> [Dataset content]:
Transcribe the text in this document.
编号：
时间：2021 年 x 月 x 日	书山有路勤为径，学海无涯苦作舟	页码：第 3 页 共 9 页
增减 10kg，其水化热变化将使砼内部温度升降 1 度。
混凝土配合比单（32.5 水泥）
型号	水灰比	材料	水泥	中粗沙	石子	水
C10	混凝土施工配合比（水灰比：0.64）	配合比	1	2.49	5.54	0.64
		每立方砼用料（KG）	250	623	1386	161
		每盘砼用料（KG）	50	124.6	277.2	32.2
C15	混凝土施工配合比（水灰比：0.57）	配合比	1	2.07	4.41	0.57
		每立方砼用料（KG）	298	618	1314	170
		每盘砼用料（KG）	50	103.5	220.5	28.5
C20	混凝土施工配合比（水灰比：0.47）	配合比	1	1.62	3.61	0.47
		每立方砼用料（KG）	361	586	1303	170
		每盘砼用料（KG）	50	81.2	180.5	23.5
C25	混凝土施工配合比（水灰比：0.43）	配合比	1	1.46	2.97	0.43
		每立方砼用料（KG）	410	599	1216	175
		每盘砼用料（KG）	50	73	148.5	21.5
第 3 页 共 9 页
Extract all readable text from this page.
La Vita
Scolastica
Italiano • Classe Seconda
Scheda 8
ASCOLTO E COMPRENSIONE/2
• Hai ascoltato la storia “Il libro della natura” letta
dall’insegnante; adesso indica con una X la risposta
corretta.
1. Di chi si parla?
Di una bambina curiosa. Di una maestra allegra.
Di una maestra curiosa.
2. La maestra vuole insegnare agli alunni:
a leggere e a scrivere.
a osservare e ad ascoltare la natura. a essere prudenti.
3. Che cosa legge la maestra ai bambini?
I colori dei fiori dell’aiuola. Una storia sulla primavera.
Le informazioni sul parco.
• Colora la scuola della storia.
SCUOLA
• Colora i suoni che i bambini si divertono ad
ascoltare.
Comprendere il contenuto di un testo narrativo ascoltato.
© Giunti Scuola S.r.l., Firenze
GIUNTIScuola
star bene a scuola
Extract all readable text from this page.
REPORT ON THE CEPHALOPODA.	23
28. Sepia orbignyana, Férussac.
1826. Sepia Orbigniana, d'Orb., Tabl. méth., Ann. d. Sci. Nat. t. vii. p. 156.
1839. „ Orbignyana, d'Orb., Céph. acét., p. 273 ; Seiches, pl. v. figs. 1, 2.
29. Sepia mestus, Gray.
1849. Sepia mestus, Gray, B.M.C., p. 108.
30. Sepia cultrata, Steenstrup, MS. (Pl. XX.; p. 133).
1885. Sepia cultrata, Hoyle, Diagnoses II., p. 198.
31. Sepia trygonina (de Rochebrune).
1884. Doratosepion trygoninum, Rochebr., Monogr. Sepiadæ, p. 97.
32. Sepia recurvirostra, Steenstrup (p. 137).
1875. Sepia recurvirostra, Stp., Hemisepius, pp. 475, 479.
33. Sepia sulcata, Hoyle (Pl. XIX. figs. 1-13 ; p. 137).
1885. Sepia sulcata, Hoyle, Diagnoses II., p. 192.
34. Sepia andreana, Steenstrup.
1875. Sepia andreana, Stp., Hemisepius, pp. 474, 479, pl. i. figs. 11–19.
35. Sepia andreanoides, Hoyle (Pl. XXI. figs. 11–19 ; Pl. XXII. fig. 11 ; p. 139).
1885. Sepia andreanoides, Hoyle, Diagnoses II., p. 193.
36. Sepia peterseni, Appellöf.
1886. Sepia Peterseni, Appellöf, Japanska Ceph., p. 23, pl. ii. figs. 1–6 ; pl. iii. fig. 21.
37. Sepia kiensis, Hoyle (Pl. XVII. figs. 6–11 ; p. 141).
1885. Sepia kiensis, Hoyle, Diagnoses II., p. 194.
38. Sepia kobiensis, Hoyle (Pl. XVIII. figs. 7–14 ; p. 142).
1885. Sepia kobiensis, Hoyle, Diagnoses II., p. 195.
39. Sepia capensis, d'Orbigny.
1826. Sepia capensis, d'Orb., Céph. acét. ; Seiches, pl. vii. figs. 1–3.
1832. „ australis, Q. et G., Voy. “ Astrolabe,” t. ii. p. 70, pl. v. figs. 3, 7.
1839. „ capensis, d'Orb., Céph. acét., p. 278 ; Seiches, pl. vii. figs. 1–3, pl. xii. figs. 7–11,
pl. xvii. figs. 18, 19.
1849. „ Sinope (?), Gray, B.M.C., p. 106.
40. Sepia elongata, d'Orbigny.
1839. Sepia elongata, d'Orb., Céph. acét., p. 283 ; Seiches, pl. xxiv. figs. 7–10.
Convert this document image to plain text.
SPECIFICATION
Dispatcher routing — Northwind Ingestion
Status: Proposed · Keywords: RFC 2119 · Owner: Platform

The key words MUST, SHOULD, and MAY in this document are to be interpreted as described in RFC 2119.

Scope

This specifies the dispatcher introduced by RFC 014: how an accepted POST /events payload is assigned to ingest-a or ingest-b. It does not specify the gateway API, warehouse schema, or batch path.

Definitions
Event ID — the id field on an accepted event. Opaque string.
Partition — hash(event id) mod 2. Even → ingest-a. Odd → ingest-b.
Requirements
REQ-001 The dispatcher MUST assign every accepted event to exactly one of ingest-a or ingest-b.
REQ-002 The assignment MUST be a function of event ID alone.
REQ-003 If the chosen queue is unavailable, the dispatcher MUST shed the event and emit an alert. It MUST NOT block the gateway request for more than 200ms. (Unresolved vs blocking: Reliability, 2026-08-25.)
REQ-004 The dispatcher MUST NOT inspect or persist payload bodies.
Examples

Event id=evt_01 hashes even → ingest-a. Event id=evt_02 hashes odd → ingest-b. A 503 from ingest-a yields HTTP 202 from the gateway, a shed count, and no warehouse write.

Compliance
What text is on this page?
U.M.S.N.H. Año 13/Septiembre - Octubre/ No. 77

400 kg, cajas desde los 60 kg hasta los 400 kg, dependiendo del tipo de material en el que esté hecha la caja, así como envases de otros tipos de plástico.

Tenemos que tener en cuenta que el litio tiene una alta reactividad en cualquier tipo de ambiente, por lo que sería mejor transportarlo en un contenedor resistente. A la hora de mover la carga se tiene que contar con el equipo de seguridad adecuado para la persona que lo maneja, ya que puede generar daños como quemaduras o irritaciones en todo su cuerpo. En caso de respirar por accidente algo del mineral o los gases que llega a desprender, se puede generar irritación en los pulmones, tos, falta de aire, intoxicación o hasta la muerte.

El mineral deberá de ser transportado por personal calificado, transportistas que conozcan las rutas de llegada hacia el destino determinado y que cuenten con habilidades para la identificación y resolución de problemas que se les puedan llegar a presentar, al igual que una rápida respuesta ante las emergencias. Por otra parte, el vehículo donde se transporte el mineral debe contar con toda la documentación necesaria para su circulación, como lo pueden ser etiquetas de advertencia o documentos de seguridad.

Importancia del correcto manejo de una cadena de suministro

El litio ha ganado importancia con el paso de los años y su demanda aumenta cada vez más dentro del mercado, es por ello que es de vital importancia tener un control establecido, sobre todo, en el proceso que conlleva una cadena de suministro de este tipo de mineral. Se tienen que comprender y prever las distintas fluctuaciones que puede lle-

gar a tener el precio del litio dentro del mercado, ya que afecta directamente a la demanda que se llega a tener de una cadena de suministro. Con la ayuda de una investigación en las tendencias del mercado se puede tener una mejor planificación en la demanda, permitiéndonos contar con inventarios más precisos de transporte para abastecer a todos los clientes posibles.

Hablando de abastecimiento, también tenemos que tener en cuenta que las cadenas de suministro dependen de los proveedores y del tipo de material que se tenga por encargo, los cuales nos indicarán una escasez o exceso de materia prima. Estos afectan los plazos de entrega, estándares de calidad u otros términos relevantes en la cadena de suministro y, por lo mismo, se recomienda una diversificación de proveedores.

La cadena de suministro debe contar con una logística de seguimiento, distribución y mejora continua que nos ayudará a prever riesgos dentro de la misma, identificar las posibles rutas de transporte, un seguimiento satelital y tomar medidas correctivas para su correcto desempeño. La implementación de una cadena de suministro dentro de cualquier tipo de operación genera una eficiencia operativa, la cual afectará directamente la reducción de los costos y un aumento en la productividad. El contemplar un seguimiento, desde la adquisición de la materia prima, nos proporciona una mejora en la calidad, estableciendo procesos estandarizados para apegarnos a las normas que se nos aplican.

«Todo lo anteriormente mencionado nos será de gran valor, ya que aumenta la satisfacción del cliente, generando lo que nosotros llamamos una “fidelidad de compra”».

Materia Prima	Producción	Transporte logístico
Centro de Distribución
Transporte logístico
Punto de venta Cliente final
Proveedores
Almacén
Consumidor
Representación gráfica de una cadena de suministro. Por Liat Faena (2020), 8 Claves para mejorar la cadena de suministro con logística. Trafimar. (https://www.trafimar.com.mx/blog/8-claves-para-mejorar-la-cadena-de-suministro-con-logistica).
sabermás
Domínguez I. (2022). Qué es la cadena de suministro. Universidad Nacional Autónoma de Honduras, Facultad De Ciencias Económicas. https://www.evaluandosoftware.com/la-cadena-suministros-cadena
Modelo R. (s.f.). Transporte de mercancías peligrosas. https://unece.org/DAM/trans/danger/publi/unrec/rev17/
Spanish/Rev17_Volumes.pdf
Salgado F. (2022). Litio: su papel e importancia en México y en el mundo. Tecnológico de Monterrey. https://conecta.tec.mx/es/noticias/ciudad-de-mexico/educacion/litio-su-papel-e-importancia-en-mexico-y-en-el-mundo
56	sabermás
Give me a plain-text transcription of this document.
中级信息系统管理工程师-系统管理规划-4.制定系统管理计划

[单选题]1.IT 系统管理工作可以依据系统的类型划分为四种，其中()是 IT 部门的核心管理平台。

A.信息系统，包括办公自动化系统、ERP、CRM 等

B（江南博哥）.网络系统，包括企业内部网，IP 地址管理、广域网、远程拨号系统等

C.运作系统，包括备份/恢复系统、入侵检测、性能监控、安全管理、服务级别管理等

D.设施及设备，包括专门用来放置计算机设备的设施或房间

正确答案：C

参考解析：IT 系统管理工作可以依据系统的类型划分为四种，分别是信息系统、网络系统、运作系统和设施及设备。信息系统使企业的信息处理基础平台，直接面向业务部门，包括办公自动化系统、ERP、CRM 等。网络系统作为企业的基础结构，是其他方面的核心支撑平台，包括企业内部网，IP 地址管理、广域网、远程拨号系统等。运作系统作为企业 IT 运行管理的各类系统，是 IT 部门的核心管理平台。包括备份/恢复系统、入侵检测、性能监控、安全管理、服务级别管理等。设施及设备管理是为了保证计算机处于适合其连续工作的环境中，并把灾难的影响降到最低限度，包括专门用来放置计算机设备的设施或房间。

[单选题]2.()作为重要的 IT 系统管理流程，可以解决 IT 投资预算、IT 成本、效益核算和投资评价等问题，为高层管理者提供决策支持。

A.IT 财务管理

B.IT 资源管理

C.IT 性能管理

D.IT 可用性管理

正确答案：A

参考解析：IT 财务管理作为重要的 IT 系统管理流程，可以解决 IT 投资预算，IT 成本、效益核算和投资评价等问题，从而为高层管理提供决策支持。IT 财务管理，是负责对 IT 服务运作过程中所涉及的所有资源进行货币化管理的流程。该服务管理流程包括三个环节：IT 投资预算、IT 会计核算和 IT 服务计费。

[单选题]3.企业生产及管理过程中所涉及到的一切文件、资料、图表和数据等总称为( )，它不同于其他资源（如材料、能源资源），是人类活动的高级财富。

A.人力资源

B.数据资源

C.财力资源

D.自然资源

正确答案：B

> [Exercise instructions]: Find the word "包括企业内部网" in the records and pull out each line that has it.

> [The reply]:
B（江南博哥）.网络系统，包括企业内部网，IP 地址管理、广域网、远程拨号系统等
参考解析：IT 系统管理工作可以依据系统的类型划分为四种，分别是信息系统、网络系统、运作系统和设施及设备。信息系统使企业的信息处理基础平台，直接面向业务部门，包括办公自动化系统、ERP、CRM 等。网络系统作为企业的基础结构，是其他方面的核心支撑平台，包括企业内部网，IP 地址管理、广域网、远程拨号系统等。运作系统作为企业 IT 运行管理的各类系统，是 IT 部门的核心管理平台。包括备份/恢复系统、入侵检测、性能监控、安全管理、服务级别管理等。设施及设备管理是为了保证计算机处于适合其连续工作的环境中，并把灾难的影响降到最低限度，包括专门用来放置计算机设备的设施或房间。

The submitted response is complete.